Single out each line with the word "Measure" and copy it.

### DATASET ENTRIES ###

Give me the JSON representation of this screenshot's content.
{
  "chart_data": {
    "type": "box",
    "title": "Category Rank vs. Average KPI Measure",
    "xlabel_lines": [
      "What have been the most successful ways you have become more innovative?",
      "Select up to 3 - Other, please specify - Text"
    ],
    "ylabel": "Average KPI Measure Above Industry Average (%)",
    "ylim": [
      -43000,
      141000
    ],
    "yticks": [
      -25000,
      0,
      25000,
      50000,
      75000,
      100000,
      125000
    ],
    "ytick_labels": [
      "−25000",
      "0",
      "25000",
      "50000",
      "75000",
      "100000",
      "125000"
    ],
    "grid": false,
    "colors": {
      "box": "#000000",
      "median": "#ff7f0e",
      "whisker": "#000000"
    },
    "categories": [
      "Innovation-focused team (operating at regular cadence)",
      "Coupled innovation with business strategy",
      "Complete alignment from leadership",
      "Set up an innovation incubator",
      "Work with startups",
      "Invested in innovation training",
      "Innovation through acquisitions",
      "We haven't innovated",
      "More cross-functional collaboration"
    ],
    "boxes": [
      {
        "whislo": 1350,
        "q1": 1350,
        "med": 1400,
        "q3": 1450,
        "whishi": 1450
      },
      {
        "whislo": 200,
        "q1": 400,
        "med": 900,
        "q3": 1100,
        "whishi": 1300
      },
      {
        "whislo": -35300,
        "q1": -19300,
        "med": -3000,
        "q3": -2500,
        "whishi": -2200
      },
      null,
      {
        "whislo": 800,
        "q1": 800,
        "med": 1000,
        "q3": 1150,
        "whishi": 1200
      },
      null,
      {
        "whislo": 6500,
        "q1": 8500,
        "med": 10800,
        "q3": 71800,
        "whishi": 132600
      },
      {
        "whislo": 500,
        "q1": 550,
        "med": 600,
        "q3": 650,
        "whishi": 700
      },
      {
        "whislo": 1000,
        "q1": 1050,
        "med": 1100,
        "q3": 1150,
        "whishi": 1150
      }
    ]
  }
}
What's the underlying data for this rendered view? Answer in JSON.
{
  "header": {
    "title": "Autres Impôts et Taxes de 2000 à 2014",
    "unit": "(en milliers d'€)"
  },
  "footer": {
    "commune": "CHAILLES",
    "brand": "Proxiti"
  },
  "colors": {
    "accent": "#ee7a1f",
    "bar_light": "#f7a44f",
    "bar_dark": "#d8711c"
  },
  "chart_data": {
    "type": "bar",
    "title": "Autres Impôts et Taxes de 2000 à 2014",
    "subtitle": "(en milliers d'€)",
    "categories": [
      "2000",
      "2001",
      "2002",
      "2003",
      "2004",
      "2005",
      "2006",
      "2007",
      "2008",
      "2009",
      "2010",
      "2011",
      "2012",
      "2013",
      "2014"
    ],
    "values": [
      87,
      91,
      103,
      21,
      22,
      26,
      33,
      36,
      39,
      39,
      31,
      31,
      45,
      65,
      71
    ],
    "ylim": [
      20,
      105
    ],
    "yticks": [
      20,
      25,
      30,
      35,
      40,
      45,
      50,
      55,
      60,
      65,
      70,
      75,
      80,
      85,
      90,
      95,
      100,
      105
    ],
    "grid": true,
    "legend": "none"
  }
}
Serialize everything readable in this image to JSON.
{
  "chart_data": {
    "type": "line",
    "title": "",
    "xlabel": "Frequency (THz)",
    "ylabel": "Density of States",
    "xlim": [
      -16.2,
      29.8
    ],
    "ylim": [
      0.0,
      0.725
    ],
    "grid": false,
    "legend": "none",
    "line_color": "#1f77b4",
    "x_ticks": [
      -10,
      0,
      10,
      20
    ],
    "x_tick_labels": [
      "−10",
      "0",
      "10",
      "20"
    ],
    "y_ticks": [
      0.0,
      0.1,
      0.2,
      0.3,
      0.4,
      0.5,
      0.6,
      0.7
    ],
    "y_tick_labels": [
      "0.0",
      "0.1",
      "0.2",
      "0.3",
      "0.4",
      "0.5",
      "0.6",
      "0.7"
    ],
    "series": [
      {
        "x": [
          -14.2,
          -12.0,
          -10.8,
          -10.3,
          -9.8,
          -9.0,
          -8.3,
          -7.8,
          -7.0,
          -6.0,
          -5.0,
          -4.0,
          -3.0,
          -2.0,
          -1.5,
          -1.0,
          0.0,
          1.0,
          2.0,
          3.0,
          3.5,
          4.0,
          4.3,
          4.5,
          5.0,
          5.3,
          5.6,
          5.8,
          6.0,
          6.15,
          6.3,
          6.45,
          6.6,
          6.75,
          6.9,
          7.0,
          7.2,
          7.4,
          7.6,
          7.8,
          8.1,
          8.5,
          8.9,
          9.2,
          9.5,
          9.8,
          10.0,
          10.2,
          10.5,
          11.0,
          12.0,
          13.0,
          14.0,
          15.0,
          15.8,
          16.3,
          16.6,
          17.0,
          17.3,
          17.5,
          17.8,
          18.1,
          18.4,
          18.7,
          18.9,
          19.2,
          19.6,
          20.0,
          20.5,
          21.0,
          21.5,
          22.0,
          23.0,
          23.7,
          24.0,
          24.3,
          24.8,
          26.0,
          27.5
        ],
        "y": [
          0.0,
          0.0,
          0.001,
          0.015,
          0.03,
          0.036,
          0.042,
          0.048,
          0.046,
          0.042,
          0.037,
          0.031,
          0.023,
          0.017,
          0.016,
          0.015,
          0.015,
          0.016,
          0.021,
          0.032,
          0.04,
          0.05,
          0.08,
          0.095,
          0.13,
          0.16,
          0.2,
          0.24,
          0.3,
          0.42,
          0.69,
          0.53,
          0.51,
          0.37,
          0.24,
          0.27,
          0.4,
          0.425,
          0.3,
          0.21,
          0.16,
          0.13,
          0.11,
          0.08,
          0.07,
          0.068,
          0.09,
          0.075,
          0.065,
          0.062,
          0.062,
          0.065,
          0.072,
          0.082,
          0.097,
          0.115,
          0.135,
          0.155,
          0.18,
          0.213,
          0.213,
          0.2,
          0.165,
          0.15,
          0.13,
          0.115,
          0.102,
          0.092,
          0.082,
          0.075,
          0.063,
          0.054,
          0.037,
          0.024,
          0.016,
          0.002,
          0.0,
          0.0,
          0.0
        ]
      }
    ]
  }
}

###

■ ANSWER FOR THIS EXERCISE ■
    "title": "Category Rank vs. Average KPI Measure",
    "ylabel": "Average KPI Measure Above Industry Average (%)",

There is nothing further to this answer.